### Supplied material

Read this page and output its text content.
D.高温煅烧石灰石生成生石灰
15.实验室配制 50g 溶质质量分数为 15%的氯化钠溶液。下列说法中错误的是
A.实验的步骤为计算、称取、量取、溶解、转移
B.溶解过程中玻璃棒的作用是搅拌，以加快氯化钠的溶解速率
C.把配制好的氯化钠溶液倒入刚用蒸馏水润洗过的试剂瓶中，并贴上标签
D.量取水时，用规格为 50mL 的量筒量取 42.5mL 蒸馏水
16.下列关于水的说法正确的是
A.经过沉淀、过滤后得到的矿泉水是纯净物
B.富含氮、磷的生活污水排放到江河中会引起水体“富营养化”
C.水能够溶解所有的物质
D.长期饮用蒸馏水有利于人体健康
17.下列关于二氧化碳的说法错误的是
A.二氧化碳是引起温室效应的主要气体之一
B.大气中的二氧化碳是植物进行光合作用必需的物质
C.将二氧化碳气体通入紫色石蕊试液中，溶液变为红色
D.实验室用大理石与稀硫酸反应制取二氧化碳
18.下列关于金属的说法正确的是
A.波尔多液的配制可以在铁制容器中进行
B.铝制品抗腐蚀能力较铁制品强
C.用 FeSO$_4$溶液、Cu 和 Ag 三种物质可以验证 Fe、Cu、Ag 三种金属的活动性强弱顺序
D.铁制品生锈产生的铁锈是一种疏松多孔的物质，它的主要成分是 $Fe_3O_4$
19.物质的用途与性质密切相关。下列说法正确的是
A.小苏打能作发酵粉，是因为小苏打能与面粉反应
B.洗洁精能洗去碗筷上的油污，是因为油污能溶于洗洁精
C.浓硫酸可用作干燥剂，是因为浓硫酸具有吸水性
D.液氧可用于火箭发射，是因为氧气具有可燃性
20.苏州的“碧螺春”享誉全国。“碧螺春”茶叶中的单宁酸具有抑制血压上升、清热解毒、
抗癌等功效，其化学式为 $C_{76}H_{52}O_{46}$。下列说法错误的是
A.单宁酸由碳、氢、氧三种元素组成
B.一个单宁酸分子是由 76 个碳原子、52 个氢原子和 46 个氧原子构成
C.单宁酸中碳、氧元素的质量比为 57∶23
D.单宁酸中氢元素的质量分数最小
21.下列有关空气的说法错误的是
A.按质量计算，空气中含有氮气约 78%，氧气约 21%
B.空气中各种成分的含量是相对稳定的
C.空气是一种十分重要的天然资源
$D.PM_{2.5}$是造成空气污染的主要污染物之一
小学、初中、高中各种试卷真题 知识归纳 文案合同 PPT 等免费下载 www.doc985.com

######

What you need to do →
Reproduce the whole listing word for word.

Response to this task →
Read this page and output its text content.
D.高温煅烧石灰石生成生石灰
15.实验室配制 50g 溶质质量分数为 15%的氯化钠溶液。下列说法中错误的是
A.实验的步骤为计算、称取、量取、溶解、转移
B.溶解过程中玻璃棒的作用是搅拌，以加快氯化钠的溶解速率
C.把配制好的氯化钠溶液倒入刚用蒸馏水润洗过的试剂瓶中，并贴上标签
D.量取水时，用规格为 50mL 的量筒量取 42.5mL 蒸馏水
16.下列关于水的说法正确的是
A.经过沉淀、过滤后得到的矿泉水是纯净物
B.富含氮、磷的生活污水排放到江河中会引起水体“富营养化”
C.水能够溶解所有的物质
D.长期饮用蒸馏水有利于人体健康
17.下列关于二氧化碳的说法错误的是
A.二氧化碳是引起温室效应的主要气体之一
B.大气中的二氧化碳是植物进行光合作用必需的物质
C.将二氧化碳气体通入紫色石蕊试液中，溶液变为红色
D.实验室用大理石与稀硫酸反应制取二氧化碳
18.下列关于金属的说法正确的是
A.波尔多液的配制可以在铁制容器中进行
B.铝制品抗腐蚀能力较铁制品强
C.用 FeSO$_4$溶液、Cu 和 Ag 三种物质可以验证 Fe、Cu、Ag 三种金属的活动性强弱顺序
D.铁制品生锈产生的铁锈是一种疏松多孔的物质，它的主要成分是 $Fe_3O_4$
19.物质的用途与性质密切相关。下列说法正确的是
A.小苏打能作发酵粉，是因为小苏打能与面粉反应
B.洗洁精能洗去碗筷上的油污，是因为油污能溶于洗洁精
C.浓硫酸可用作干燥剂，是因为浓硫酸具有吸水性
D.液氧可用于火箭发射，是因为氧气具有可燃性
20.苏州的“碧螺春”享誉全国。“碧螺春”茶叶中的单宁酸具有抑制血压上升、清热解毒、
抗癌等功效，其化学式为 $C_{76}H_{52}O_{46}$。下列说法错误的是
A.单宁酸由碳、氢、氧三种元素组成
B.一个单宁酸分子是由 76 个碳原子、52 个氢原子和 46 个氧原子构成
C.单宁酸中碳、氧元素的质量比为 57∶23
D.单宁酸中氢元素的质量分数最小
21.下列有关空气的说法错误的是
A.按质量计算，空气中含有氮气约 78%，氧气约 21%
B.空气中各种成分的含量是相对稳定的
C.空气是一种十分重要的天然资源
$D.PM_{2.5}$是造成空气污染的主要污染物之一
小学、初中、高中各种试卷真题 知识归纳 文案合同 PPT 等免费下载 www.doc985.com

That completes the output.